__EXERCISE DESCRIPTION__: Pull out every line containing the string "JSON".

[Figure record extracts]
++++++++++++++++++++
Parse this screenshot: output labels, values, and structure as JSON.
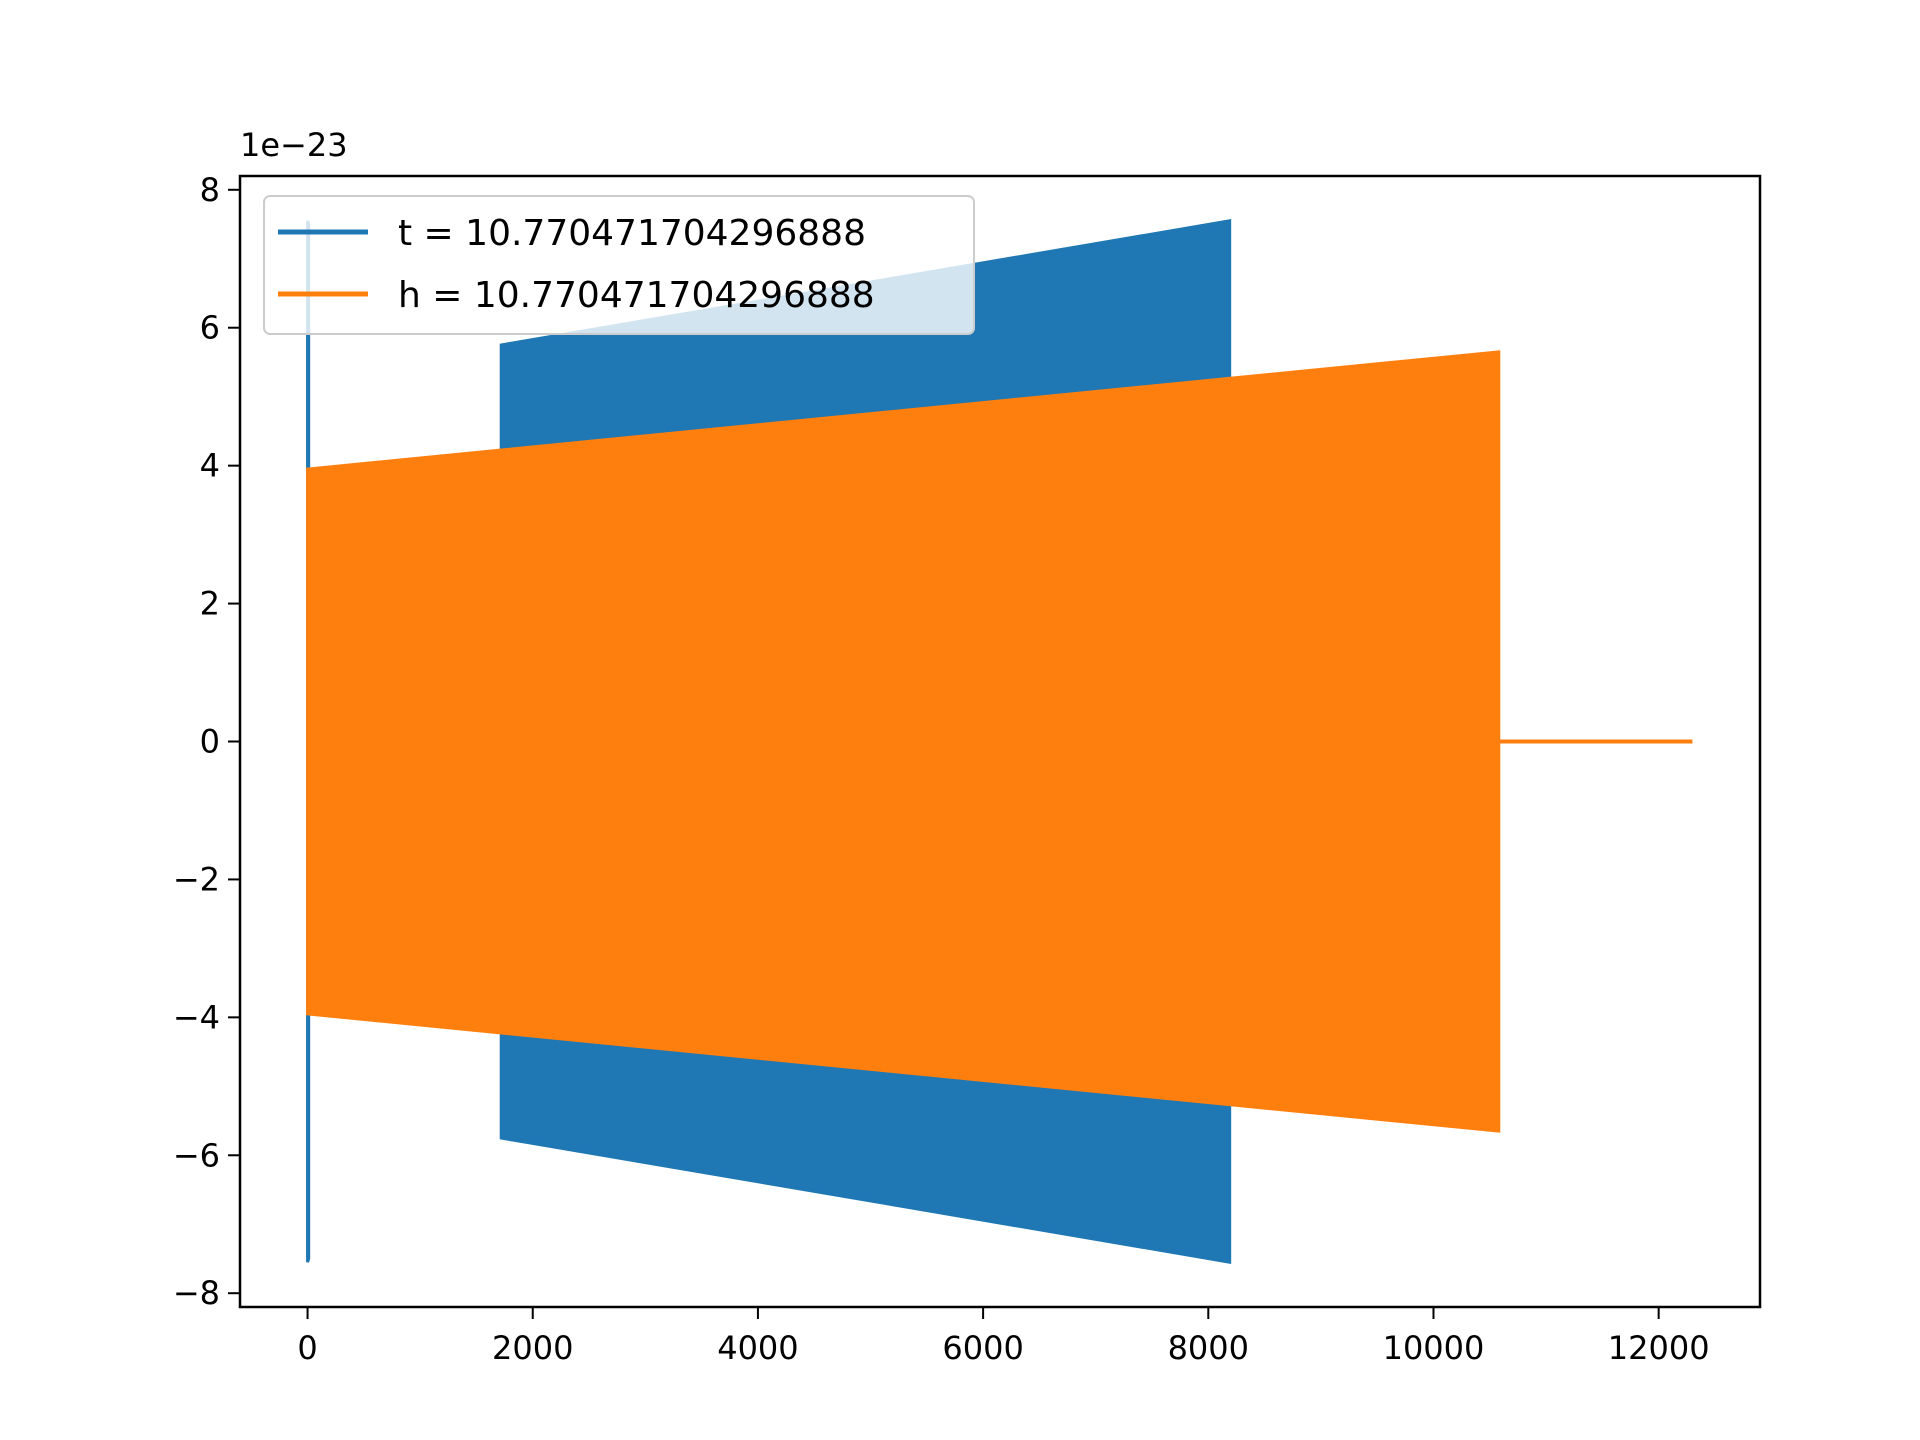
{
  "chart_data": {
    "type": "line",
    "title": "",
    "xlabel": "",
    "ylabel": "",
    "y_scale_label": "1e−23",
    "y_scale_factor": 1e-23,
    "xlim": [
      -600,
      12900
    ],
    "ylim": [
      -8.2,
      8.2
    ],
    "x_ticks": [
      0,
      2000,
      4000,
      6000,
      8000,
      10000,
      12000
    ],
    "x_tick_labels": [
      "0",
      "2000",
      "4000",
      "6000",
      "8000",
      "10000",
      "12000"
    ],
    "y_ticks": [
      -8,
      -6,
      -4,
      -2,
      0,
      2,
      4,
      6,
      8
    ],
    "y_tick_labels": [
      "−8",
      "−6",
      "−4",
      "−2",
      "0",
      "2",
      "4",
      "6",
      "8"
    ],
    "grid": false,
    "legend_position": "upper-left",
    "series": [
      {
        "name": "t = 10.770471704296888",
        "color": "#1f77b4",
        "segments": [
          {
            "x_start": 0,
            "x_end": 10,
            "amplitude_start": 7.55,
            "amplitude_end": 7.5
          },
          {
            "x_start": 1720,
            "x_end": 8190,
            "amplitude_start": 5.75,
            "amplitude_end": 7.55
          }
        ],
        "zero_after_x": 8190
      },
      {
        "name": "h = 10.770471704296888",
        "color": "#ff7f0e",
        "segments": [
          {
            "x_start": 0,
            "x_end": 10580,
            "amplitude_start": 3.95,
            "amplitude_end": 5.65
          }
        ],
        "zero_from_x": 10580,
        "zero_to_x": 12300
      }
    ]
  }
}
++++++++++++++++++++
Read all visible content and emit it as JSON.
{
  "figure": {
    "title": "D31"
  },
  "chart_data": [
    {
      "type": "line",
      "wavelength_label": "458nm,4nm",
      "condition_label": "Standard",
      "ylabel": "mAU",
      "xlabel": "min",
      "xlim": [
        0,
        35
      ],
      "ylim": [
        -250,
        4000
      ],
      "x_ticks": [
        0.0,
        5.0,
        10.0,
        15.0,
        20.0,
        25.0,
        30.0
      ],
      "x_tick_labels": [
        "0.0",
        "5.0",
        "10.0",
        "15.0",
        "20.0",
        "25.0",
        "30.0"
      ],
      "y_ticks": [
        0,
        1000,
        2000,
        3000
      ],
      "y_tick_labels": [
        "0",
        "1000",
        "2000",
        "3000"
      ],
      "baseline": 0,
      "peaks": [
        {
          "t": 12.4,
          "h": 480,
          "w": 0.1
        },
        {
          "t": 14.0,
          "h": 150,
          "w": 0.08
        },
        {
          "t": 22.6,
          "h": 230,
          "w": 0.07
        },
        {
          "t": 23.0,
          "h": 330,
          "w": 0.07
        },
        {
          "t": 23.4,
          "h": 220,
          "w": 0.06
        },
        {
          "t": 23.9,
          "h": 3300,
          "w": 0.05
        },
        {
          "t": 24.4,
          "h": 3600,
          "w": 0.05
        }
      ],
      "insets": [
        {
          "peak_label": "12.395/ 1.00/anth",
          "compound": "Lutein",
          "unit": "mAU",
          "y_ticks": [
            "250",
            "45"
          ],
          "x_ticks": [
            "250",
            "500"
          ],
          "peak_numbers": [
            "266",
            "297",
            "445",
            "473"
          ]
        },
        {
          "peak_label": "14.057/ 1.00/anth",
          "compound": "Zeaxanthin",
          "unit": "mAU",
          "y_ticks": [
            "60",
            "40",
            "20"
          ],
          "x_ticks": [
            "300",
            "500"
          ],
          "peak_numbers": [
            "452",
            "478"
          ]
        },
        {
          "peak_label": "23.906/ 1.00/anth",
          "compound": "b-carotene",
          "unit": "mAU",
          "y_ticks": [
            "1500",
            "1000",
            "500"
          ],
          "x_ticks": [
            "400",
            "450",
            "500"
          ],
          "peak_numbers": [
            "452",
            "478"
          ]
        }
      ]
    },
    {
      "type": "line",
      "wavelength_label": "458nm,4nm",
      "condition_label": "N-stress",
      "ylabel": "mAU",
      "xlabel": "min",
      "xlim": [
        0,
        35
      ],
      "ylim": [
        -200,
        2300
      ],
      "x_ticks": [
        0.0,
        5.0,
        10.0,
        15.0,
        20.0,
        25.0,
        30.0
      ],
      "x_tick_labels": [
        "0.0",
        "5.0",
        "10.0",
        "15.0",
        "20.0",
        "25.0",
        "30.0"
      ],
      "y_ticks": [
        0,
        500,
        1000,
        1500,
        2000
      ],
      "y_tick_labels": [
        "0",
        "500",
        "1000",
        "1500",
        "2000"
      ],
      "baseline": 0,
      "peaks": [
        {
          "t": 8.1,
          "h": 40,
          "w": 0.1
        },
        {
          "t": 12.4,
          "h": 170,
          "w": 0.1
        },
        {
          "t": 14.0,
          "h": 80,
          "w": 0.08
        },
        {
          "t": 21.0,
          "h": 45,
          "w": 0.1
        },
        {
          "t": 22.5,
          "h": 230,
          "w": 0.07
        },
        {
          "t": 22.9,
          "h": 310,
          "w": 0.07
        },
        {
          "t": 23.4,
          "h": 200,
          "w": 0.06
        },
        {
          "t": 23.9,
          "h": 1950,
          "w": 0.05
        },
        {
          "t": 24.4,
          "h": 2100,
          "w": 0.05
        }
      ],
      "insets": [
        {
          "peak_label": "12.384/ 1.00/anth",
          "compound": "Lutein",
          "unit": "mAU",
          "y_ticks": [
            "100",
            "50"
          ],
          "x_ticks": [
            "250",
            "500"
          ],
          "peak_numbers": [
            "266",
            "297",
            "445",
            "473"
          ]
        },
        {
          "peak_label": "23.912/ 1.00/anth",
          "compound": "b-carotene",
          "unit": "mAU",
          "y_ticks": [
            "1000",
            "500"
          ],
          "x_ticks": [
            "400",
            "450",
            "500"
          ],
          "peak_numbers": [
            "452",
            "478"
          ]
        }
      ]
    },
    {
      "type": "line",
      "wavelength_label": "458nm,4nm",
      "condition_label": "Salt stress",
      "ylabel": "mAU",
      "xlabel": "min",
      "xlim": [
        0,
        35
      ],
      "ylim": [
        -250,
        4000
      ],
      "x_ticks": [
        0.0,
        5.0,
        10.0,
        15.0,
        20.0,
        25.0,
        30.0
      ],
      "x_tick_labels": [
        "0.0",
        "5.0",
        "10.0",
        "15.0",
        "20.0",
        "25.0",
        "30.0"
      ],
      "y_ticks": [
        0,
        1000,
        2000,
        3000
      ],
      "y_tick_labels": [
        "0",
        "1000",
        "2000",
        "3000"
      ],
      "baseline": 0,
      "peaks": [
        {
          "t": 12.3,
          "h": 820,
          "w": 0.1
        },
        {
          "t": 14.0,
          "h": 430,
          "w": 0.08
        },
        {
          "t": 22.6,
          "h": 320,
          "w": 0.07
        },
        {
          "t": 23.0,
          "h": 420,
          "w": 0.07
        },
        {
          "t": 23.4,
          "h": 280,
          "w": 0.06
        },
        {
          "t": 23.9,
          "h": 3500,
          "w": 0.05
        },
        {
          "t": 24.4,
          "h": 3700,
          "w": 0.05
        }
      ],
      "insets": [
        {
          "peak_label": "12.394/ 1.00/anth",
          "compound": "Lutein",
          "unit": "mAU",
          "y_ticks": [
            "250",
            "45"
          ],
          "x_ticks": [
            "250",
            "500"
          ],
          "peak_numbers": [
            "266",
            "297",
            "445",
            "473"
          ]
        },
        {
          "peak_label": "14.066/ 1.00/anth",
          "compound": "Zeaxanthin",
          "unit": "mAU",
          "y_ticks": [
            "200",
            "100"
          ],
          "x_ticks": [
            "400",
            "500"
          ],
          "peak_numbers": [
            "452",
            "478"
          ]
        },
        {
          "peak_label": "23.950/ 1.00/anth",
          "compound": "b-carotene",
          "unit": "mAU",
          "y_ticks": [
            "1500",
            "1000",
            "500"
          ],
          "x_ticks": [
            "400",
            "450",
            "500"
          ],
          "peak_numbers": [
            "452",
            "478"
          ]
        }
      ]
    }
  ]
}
++++++++++++++++++++
__RESPONSE__:
Parse this screenshot: output labels, values, and structure as JSON.
Read all visible content and emit it as JSON.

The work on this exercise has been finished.